On Thu, Sep 9, 2010 at 12:18 AM, Alex Fraser <[email protected]> wrote:
> Hi Campbell,
>
> On Thu, Sep 9, 2010 at 9:18 AM, Campbell Barton <[email protected]> wrote:
>> --- Proposed solution
>>
>> Follow the way operators work, treat properties as class attributes so...
>>   bpy.types.Scene.BoolProperty(attr="myprop")
>>   bpy.types.Scene.RemoveProperty(attr="myprop")
>>  ...is replaced by
>>   bpy.types.Scene.myprop = bpy.props.BoolProperty()
>>   del bpy.types.Scene.myprop
>
> It is certainly less verbose, but didn't we recently move away from
> treating properties as attributes in the BGE? For consistency, maybe
> it should be:
>
>    bpy.types.Scene["myprop"] = bpy.props.BoolProperty()
>    del bpy.types.Scene["myprop"]
>
> On the other hand, using attributes might be better if properties are
> more formally defined than in the BGE.

Document layout analysis data:
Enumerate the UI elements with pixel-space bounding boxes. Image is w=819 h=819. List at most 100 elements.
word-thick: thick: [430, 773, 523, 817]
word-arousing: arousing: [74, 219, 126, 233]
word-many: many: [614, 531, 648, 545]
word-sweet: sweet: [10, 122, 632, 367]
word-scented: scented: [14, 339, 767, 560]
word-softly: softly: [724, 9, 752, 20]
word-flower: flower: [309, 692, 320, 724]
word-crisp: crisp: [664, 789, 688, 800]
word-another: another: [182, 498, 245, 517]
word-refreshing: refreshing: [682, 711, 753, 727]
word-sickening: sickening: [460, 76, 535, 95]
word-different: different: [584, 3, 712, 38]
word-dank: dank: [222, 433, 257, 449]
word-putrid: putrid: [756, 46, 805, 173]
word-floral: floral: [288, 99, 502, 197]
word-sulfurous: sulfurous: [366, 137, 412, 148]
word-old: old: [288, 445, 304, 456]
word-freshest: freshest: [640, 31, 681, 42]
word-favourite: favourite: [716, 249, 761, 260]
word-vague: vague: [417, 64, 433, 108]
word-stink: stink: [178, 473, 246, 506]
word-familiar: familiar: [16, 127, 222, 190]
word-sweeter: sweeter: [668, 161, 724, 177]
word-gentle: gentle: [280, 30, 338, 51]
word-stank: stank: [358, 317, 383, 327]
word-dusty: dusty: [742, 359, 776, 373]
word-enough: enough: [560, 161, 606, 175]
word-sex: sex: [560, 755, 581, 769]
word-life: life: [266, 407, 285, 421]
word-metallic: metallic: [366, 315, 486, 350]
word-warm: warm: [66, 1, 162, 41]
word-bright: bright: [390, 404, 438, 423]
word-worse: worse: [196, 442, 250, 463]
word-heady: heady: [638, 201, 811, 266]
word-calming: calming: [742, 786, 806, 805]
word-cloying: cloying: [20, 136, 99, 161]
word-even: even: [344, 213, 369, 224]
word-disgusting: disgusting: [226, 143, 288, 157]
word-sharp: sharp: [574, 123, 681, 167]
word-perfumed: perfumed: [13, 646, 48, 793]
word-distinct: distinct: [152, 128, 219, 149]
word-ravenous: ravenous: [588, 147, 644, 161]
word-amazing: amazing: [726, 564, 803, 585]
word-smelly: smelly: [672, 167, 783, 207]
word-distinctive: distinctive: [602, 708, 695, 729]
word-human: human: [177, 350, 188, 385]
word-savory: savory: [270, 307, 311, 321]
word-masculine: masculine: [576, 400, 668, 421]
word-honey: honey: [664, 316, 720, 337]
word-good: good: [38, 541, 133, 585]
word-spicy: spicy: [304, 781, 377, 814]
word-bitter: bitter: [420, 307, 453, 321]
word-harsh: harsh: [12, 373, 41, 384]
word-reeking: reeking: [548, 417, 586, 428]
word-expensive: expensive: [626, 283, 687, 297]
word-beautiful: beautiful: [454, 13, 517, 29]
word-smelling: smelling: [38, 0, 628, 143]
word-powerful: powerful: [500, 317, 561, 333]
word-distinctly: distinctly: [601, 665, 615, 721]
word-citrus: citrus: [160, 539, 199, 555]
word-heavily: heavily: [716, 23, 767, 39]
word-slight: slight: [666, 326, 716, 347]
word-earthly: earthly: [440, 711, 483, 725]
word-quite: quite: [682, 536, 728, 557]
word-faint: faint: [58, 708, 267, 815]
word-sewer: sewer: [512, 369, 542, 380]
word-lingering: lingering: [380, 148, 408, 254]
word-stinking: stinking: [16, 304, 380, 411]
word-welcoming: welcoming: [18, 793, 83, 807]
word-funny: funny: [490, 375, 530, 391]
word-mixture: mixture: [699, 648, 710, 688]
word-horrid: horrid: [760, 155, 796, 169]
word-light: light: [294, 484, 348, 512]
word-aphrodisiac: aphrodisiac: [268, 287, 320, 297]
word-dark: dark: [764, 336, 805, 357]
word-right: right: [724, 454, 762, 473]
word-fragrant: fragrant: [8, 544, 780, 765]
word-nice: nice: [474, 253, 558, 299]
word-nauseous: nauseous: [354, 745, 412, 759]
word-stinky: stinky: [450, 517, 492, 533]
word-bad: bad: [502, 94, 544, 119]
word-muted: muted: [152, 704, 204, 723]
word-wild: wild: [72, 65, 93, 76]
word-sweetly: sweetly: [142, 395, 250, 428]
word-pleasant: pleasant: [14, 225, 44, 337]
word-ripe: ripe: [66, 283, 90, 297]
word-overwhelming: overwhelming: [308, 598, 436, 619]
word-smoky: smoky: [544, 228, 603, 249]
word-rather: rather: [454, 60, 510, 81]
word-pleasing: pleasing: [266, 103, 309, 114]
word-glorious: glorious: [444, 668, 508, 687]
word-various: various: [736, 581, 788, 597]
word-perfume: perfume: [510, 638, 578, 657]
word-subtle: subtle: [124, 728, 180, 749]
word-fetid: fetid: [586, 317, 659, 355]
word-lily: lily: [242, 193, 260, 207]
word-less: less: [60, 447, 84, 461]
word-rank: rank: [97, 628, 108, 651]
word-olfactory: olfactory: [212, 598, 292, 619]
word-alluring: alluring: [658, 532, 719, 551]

**To do**:
(a) Reproduce the stretch of the email about property syntax from "On Thu, Sep 9, 2010 at 12:18" through "class attributes so...".
(b) Carry the email about property syntax further, picking up right after its last line.
You won't need the lines for these tasks.

**Responses to the tasks**:
(a)
On Thu, Sep 9, 2010 at 12:18 AM, Alex Fraser <[email protected]> wrote:
> Hi Campbell,
>
> On Thu, Sep 9, 2010 at 9:18 AM, Campbell Barton <[email protected]> wrote:
>> --- Proposed solution
>>
>> Follow the way operators work, treat properties as class attributes so...

(b)
>
> Cheers,
> Alex

in fact the BGE and 2.5 rna api are the same in this way.
Both allow defining user properties via dictionary like syntax, this
bypasses the rna api.
  obj["someprop"] = "Value"

But the BGE doesnt have a way to extend the the internal types (beyond
typical python subclassing) as we do with RNA so I dont think theres a
conflict here.

assigning attributes to a class works in pure python too, eg.

>>> class Foo:
...     pass
...
>>> Foo.MyProp = property(lambda self: "Hello World")
>>>
>>> inst = Foo()
>>> print(inst.MyProp)
Hello World

So you can see that assigning properties this way is in keeping with
the rest of python.

The main problem is that we now need to override the
setattr/getattr/delattr using a metaclass and make a special exception
when a blender property is assigned, looking into this now.